> **GIVEN EXERCISE**
Identify each line below containing the string "zoom" and copy it.
## Start RAW DATA
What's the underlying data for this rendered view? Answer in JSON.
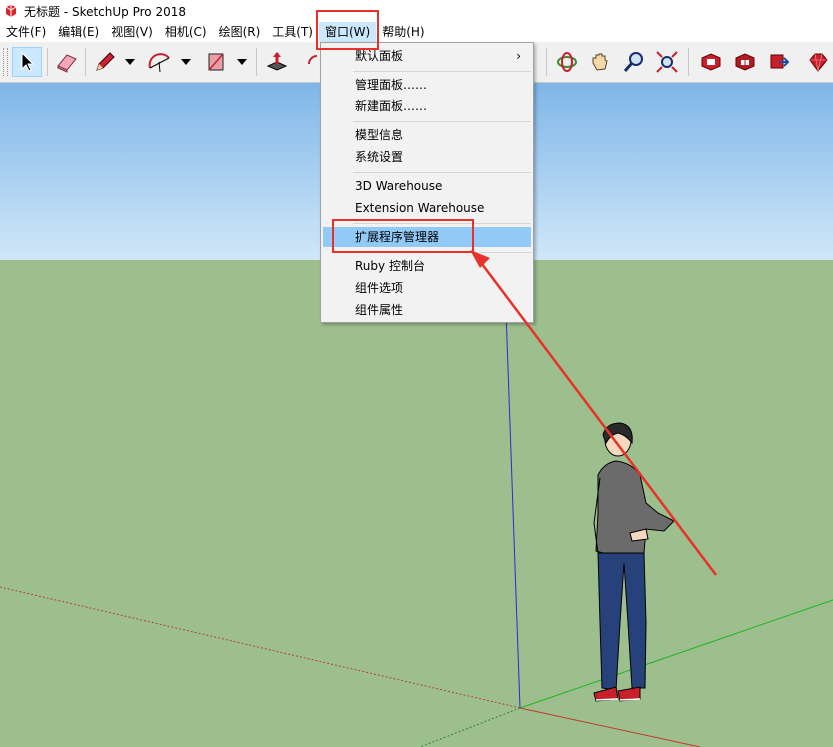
{
  "window": {
    "title": "无标题 - SketchUp Pro 2018",
    "app_icon": "sketchup-logo-icon"
  },
  "menubar": {
    "items": [
      {
        "label": "文件(F)"
      },
      {
        "label": "编辑(E)"
      },
      {
        "label": "视图(V)"
      },
      {
        "label": "相机(C)"
      },
      {
        "label": "绘图(R)"
      },
      {
        "label": "工具(T)"
      },
      {
        "label": "窗口(W)",
        "active": true
      },
      {
        "label": "帮助(H)"
      }
    ]
  },
  "toolbar": {
    "tools": [
      "select-arrow-icon",
      "eraser-icon",
      "pencil-icon",
      "arc-icon",
      "rectangle-icon",
      "push-pull-icon",
      "orbit-icon",
      "pan-hand-icon",
      "zoom-magnifier-icon",
      "zoom-extents-icon",
      "3d-warehouse-icon",
      "extension-warehouse-icon",
      "share-model-icon",
      "ruby-icon"
    ]
  },
  "window_menu": {
    "items": [
      {
        "label": "默认面板",
        "submenu": true
      },
      {
        "label": "管理面板……"
      },
      {
        "label": "新建面板……"
      },
      {
        "label": "模型信息"
      },
      {
        "label": "系统设置"
      },
      {
        "label": "3D Warehouse"
      },
      {
        "label": "Extension Warehouse"
      },
      {
        "label": "扩展程序管理器",
        "highlighted": true
      },
      {
        "label": "Ruby 控制台"
      },
      {
        "label": "组件选项"
      },
      {
        "label": "组件属性"
      }
    ],
    "submenu_arrow": "›"
  },
  "colors": {
    "sky_top": "#7fb6e8",
    "sky_bottom": "#d0e7f8",
    "ground": "#9dbf8e",
    "menu_highlight": "#91c9f7",
    "callout_red": "#e8312a",
    "axis_blue": "#2b2bd0",
    "axis_green": "#1fb51f",
    "axis_red": "#c0392b"
  }
}
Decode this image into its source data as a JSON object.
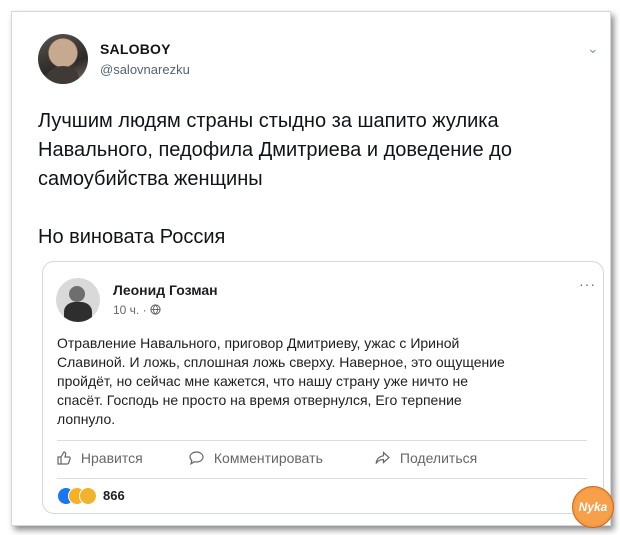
## End RAW DATA
> **OUTPUT**
      "zoom-magnifier-icon",
      "zoom-extents-icon",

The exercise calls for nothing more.